**抜粋本文**
++++++++++++++++++++
図6に示すとおり、網状シートを敷設すると、4.9トンクラスのクローラクレーンの走行時の振動レベルの最大値が6dB低減し、0.25m
3クラスの油圧ショベルの走行時の振動レベルの最大値が14dB低減し、4トンクラスの振動ローラの走行時の振動レベルの最大値が20dB低減した。
【0031】
次に、本発明の振動低減方法の好適実施形態について説明する。本実施形態では、まず、振動低減材2を設置する地面を造成する造成工程を実施する。造成工程では、振動低減材2を設置する地面を平滑に成型し、または、砕石等を敷き詰めて均す。
【0032】
造成工程を実施した後、造成した地面に網状シート8を設置する網状シート設置工程を実施する。網状シート設置工程では、まず、円筒状に巻かれて梱包された網状シート8を設置位置近くの地面に荷下ろしする。次いで、円筒状に巻かれた網状シート8を人力等で展開する。この際は、網状シート8のずれ防止のため必要に応じて地面にアンカー等で網状シート8を固定するのが好ましい。また、網状シート8の相互のずれ防止のため必要に応じて溶着や接着等により網状シート8を相互に固定してもよい。
【0033】
網状シート設置工程を実施した後、地面上に設置した網状シート8の上に敷板6を設置する敷板設置工程を実施する。敷板設置工程では、たとえば、敷板6にフック(図示していない。)を設け、クレーン等の揚重機により敷板6を吊り下げ、地面上に設置した網状シート8の上に敷板6を設置する。敷板6の相互のずれ防止のため必要に応じて溶接等により敷板6を相互に固定するのが好適である。これにより、敷板6の上部を走行する重機の安定走行が可能となる。これら網状シート設置工程および敷板設置工程により、振動低減材2を構築することができる。
++++++++++++++++++++
**提供資料**
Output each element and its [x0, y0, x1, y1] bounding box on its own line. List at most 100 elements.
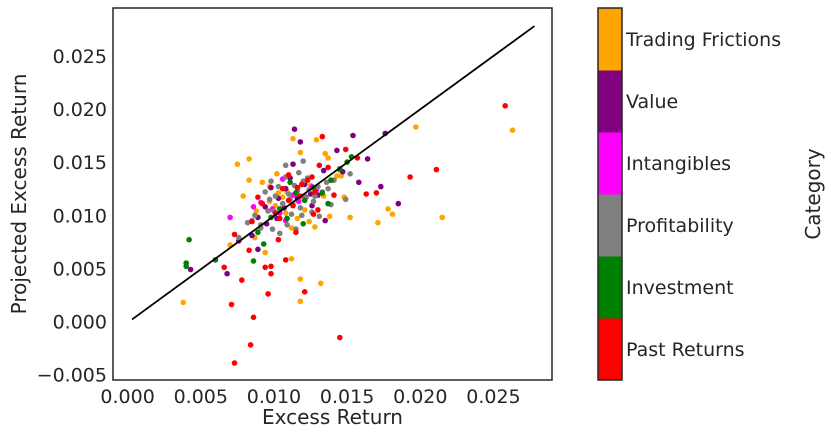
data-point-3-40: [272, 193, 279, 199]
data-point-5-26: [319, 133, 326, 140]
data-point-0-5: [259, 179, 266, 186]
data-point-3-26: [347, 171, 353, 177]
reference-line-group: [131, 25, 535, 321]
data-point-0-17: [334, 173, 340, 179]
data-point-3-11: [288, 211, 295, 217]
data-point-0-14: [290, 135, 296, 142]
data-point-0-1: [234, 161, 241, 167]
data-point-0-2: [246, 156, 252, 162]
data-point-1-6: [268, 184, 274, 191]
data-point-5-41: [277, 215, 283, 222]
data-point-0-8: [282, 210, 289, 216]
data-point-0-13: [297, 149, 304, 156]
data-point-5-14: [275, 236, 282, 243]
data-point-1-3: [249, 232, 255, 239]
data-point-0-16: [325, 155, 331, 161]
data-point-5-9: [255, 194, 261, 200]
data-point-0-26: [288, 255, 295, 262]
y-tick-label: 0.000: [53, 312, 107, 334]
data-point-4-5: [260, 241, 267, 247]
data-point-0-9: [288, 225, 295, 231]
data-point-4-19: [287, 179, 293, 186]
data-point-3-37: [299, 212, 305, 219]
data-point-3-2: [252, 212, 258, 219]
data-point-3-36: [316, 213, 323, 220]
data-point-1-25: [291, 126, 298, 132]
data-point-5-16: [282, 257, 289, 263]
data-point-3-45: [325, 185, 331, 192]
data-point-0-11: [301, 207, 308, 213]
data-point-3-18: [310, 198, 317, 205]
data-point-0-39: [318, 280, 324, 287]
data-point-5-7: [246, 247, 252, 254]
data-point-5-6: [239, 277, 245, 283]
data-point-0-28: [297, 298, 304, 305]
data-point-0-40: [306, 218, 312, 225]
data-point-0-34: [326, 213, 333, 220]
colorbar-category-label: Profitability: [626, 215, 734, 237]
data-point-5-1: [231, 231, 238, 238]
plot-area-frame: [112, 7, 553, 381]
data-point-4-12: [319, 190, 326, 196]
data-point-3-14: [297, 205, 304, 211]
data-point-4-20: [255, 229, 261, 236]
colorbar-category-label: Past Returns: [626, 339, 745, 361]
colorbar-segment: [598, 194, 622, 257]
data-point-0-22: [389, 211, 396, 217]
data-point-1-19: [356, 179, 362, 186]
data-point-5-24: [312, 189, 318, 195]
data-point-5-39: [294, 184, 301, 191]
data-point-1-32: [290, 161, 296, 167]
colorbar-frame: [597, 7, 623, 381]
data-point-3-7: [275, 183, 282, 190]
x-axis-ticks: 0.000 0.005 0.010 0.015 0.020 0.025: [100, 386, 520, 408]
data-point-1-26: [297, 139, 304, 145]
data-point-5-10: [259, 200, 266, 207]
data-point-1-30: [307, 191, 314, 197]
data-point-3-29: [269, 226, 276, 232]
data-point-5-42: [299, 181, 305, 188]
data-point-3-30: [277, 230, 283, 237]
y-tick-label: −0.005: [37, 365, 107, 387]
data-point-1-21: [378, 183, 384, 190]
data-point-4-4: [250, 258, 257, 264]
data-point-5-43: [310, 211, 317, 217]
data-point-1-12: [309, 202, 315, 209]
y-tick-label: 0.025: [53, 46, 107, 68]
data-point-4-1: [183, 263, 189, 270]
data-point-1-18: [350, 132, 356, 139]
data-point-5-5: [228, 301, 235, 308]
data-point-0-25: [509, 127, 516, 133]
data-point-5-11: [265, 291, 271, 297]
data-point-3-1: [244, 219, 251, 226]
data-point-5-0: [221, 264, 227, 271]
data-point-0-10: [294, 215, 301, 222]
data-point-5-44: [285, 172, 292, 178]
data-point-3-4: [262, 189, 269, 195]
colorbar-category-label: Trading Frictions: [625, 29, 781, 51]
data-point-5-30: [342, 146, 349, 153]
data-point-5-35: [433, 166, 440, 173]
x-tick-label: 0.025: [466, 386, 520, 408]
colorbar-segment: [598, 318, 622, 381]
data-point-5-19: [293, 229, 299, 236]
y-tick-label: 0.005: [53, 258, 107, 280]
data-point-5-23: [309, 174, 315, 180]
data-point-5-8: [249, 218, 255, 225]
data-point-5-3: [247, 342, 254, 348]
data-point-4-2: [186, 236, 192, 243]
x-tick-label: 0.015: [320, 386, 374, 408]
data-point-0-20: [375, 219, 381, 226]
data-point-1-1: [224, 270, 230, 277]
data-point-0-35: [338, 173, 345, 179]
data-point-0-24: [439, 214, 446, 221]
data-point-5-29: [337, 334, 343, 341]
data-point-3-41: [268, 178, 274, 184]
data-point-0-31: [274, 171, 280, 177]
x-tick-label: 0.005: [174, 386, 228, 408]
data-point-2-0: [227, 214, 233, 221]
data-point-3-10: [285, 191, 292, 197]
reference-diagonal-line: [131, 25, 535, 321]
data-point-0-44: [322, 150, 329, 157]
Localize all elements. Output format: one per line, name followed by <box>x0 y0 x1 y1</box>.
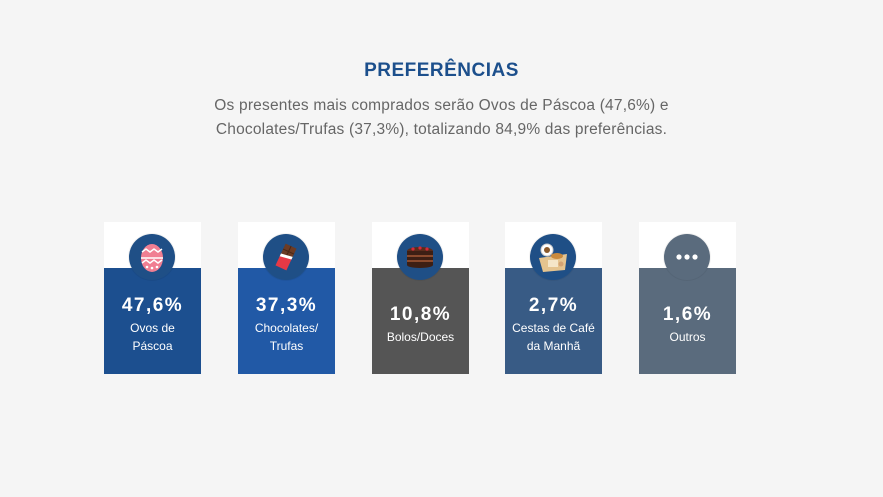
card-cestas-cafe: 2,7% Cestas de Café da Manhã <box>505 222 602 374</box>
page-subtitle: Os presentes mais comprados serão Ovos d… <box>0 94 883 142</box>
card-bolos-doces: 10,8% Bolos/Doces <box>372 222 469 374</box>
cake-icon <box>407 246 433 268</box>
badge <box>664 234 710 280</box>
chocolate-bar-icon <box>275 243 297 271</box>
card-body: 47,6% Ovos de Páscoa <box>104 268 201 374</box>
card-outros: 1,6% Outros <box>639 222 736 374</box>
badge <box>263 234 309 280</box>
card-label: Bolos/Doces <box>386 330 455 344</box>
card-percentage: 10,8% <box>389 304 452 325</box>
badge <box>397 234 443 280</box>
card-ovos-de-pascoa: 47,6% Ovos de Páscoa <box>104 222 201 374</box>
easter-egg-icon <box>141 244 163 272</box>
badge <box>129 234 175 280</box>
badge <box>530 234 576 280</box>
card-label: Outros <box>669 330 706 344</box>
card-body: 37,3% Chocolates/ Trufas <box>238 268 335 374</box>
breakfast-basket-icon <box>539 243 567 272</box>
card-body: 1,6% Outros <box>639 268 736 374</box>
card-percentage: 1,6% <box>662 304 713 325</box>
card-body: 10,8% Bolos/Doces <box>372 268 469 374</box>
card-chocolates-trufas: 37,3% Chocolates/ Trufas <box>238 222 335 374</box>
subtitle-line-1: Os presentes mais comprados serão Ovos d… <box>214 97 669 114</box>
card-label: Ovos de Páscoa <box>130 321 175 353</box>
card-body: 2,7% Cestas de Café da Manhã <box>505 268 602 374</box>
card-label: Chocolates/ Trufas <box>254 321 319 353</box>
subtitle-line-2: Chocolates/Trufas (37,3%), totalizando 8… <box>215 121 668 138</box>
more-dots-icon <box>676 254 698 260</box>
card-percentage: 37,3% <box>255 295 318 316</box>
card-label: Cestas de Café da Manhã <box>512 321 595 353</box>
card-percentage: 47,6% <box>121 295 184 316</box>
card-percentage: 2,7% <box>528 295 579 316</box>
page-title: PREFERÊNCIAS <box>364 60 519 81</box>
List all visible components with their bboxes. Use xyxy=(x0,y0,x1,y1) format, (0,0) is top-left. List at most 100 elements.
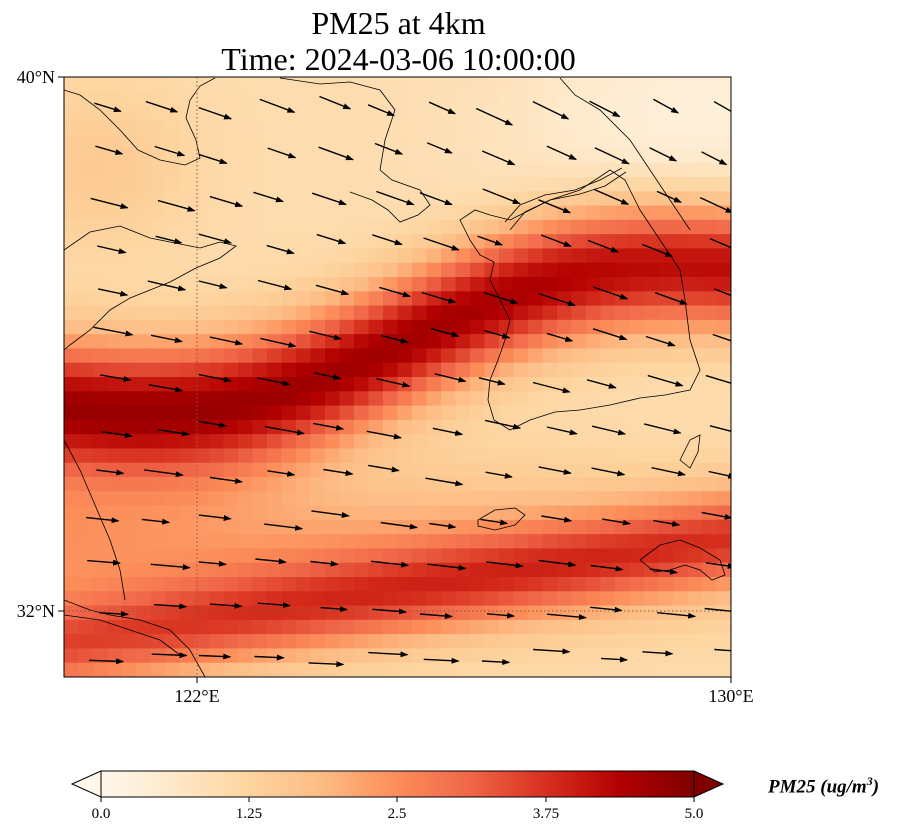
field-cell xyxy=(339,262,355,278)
++++++++++++++++++++
**課題**
振動低減方法の本文から、「図6に示すとおり、網状シート」から「材2を構築することができる。」までをそのまま引用せよ。

**解答**
図6に示すとおり、網状シートを敷設すると、4.9トンクラスのクローラクレーンの走行時の振動レベルの最大値が6dB低減し、0.25m
3クラスの油圧ショベルの走行時の振動レベルの最大値が14dB低減し、4トンクラスの振動ローラの走行時の振動レベルの最大値が20dB低減した。
【0031】
次に、本発明の振動低減方法の好適実施形態について説明する。本実施形態では、まず、振動低減材2を設置する地面を造成する造成工程を実施する。造成工程では、振動低減材2を設置する地面を平滑に成型し、または、砕石等を敷き詰めて均す。
【0032】
造成工程を実施した後、造成した地面に網状シート8を設置する網状シート設置工程を実施する。網状シート設置工程では、まず、円筒状に巻かれて梱包された網状シート8を設置位置近くの地面に荷下ろしする。次いで、円筒状に巻かれた網状シート8を人力等で展開する。この際は、網状シート8のずれ防止のため必要に応じて地面にアンカー等で網状シート8を固定するのが好ましい。また、網状シート8の相互のずれ防止のため必要に応じて溶着や接着等により網状シート8を相互に固定してもよい。
【0033】
網状シート設置工程を実施した後、地面上に設置した網状シート8の上に敷板6を設置する敷板設置工程を実施する。敷板設置工程では、たとえば、敷板6にフック(図示していない。)を設け、クレーン等の揚重機により敷板6を吊り下げ、地面上に設置した網状シート8の上に敷板6を設置する。敷板6の相互のずれ防止のため必要に応じて溶接等により敷板6を相互に固定するのが好適である。これにより、敷板6の上部を走行する重機の安定走行が可能となる。これら網状シート設置工程および敷板設置工程により、振動低減材2を構築することができる。